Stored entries
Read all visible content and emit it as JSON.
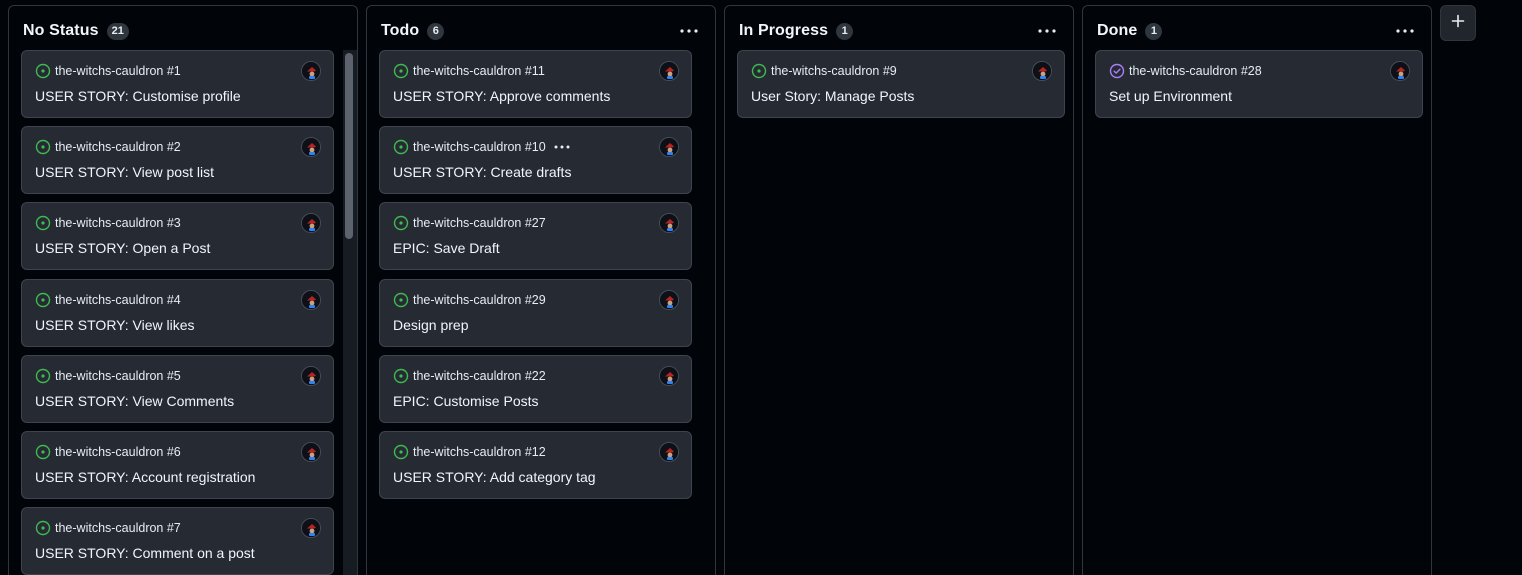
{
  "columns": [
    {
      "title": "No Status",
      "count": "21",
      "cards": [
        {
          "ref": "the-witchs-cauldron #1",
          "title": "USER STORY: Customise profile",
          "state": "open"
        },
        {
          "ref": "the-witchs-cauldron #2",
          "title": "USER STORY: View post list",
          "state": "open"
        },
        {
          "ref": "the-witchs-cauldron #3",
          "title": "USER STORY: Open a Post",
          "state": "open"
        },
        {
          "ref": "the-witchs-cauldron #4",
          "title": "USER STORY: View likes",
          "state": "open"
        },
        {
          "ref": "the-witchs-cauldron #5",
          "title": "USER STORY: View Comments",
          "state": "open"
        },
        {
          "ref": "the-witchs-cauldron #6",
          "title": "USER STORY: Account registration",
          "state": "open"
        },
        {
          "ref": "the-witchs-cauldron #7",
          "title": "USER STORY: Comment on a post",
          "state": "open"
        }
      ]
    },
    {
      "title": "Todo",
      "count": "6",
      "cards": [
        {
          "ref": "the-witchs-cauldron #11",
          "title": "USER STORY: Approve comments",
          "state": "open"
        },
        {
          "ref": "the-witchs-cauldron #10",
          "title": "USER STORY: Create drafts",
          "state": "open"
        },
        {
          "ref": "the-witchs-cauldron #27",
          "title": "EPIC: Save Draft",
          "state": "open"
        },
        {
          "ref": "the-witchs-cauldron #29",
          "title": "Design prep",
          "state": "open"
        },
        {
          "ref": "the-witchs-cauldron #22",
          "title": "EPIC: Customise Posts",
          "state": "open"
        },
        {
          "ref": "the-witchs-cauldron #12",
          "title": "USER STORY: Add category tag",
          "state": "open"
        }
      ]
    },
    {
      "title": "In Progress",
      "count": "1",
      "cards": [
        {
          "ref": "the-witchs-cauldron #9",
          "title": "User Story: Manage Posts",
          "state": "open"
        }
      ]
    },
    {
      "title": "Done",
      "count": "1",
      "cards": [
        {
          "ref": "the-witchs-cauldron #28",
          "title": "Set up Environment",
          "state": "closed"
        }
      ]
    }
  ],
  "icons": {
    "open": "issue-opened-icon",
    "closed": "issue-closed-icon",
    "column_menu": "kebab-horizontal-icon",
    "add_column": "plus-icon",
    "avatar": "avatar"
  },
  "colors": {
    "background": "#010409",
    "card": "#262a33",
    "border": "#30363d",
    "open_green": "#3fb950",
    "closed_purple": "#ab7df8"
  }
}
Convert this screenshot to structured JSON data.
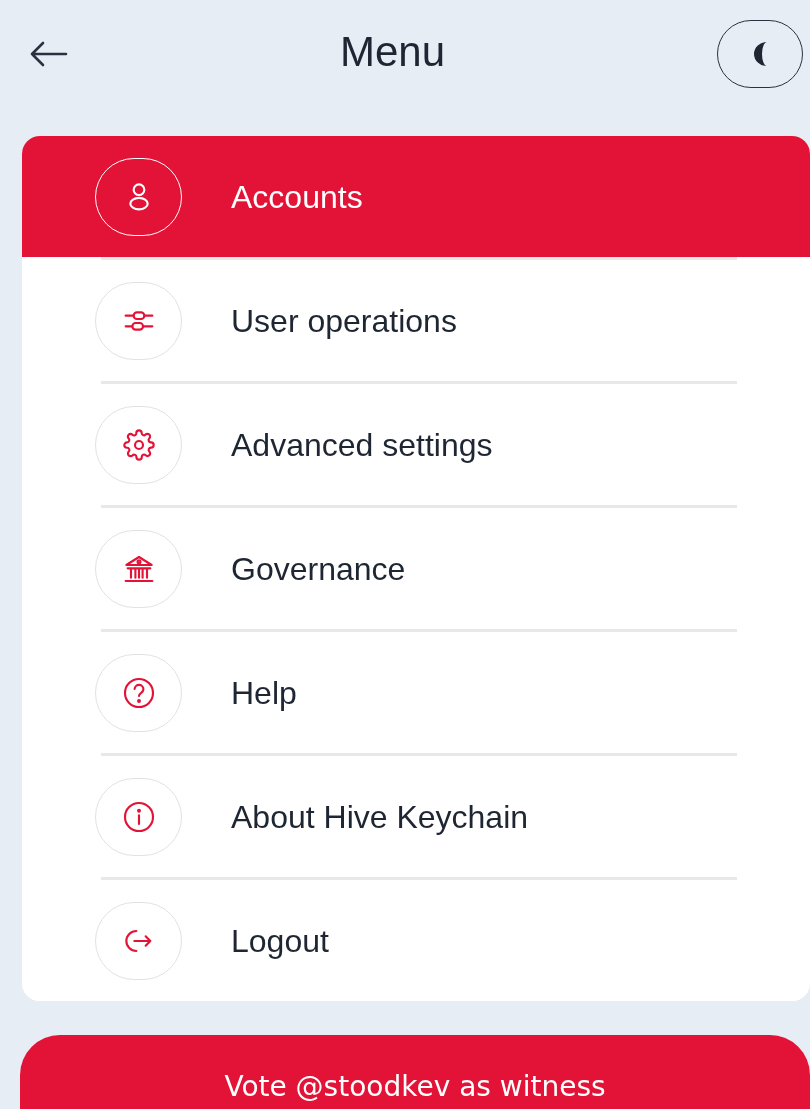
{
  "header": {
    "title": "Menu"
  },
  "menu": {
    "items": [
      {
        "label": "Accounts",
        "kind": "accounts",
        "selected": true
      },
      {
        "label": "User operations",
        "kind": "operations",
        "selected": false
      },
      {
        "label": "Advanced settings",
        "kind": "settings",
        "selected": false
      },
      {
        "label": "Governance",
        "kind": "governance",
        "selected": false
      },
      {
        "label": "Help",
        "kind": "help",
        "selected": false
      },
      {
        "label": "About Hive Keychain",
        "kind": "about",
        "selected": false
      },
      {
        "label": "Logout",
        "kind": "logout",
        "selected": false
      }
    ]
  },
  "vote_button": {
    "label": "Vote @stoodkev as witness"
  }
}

- _EXERCISE DETAILS_
Each entry must be retyped word for word, with every image omitted.

- _COMPLETED TASK_
Read all visible content and emit it as JSON.
{
  "columns": [
    {
      "title": "No Status",
      "count": "21",
      "cards": [
        {
          "ref": "the-witchs-cauldron #1",
          "title": "USER STORY: Customise profile",
          "state": "open"
        },
        {
          "ref": "the-witchs-cauldron #2",
          "title": "USER STORY: View post list",
          "state": "open"
        },
        {
          "ref": "the-witchs-cauldron #3",
          "title": "USER STORY: Open a Post",
          "state": "open"
        },
        {
          "ref": "the-witchs-cauldron #4",
          "title": "USER STORY: View likes",
          "state": "open"
        },
        {
          "ref": "the-witchs-cauldron #5",
          "title": "USER STORY: View Comments",
          "state": "open"
        },
        {
          "ref": "the-witchs-cauldron #6",
          "title": "USER STORY: Account registration",
          "state": "open"
        },
        {
          "ref": "the-witchs-cauldron #7",
          "title": "USER STORY: Comment on a post",
          "state": "open"
        }
      ]
    },
    {
      "title": "Todo",
      "count": "6",
      "cards": [
        {
          "ref": "the-witchs-cauldron #11",
          "title": "USER STORY: Approve comments",
          "state": "open"
        },
        {
          "ref": "the-witchs-cauldron #10",
          "title": "USER STORY: Create drafts",
          "state": "open"
        },
        {
          "ref": "the-witchs-cauldron #27",
          "title": "EPIC: Save Draft",
          "state": "open"
        },
        {
          "ref": "the-witchs-cauldron #29",
          "title": "Design prep",
          "state": "open"
        },
        {
          "ref": "the-witchs-cauldron #22",
          "title": "EPIC: Customise Posts",
          "state": "open"
        },
        {
          "ref": "the-witchs-cauldron #12",
          "title": "USER STORY: Add category tag",
          "state": "open"
        }
      ]
    },
    {
      "title": "In Progress",
      "count": "1",
      "cards": [
        {
          "ref": "the-witchs-cauldron #9",
          "title": "User Story: Manage Posts",
          "state": "open"
        }
      ]
    },
    {
      "title": "Done",
      "count": "1",
      "cards": [
        {
          "ref": "the-witchs-cauldron #28",
          "title": "Set up Environment",
          "state": "closed"
        }
      ]
    }
  ],
  "icons": {
    "open": "issue-opened-icon",
    "closed": "issue-closed-icon",
    "column_menu": "kebab-horizontal-icon",
    "add_column": "plus-icon",
    "avatar": "avatar"
  },
  "colors": {
    "background": "#010409",
    "card": "#262a33",
    "border": "#30363d",
    "open_green": "#3fb950",
    "closed_purple": "#ab7df8"
  }
}
Convert this screenshot to structured JSON data.
{
  "header": {
    "title": "Menu"
  },
  "menu": {
    "items": [
      {
        "label": "Accounts",
        "kind": "accounts",
        "selected": true
      },
      {
        "label": "User operations",
        "kind": "operations",
        "selected": false
      },
      {
        "label": "Advanced settings",
        "kind": "settings",
        "selected": false
      },
      {
        "label": "Governance",
        "kind": "governance",
        "selected": false
      },
      {
        "label": "Help",
        "kind": "help",
        "selected": false
      },
      {
        "label": "About Hive Keychain",
        "kind": "about",
        "selected": false
      },
      {
        "label": "Logout",
        "kind": "logout",
        "selected": false
      }
    ]
  },
  "vote_button": {
    "label": "Vote @stoodkev as witness"
  }
}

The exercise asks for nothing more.